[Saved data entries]
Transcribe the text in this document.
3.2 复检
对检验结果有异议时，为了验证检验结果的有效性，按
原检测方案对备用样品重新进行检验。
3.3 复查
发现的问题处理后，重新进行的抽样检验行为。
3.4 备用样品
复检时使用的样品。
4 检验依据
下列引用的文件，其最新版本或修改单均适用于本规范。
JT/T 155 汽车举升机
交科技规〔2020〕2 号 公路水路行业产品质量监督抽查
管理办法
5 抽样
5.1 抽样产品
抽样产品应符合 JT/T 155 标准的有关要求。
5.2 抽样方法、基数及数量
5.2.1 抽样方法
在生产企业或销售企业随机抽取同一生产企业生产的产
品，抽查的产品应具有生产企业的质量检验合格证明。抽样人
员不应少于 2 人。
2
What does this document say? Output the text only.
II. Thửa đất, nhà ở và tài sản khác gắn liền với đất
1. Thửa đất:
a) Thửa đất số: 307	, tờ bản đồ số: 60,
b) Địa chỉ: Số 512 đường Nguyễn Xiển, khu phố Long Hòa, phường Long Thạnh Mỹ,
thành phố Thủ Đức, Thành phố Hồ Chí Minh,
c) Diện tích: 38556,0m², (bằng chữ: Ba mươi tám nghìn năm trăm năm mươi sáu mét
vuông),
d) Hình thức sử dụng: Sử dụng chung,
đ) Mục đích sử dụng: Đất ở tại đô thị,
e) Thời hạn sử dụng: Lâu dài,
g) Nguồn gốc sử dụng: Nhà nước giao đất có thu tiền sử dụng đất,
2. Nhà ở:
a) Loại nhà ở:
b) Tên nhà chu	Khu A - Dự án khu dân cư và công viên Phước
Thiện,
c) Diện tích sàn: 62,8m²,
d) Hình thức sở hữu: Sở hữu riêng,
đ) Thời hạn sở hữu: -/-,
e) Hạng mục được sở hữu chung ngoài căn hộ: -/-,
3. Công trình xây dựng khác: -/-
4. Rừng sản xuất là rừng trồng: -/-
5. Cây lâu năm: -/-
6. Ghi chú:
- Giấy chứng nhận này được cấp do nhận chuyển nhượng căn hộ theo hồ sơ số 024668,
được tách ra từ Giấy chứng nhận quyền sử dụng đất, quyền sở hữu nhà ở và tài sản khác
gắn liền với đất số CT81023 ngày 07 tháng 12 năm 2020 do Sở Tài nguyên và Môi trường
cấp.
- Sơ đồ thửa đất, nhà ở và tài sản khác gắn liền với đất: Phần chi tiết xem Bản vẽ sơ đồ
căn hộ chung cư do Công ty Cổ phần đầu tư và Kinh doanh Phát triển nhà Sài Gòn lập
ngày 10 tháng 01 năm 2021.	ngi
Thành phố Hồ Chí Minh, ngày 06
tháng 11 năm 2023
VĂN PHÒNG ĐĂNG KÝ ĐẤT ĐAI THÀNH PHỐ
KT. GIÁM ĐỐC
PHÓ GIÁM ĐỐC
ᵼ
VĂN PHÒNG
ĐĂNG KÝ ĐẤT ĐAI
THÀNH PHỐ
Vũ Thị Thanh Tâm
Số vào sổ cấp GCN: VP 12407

**Job**
Copy each line from the data above that includes "tháng".

**Solution to the exercise**
gắn liền với đất số CT81023 ngày 07 tháng 12 năm 2020 do Sở Tài nguyên và Môi trường
ngày 10 tháng 01 năm 2021.	ngi
tháng 11 năm 2023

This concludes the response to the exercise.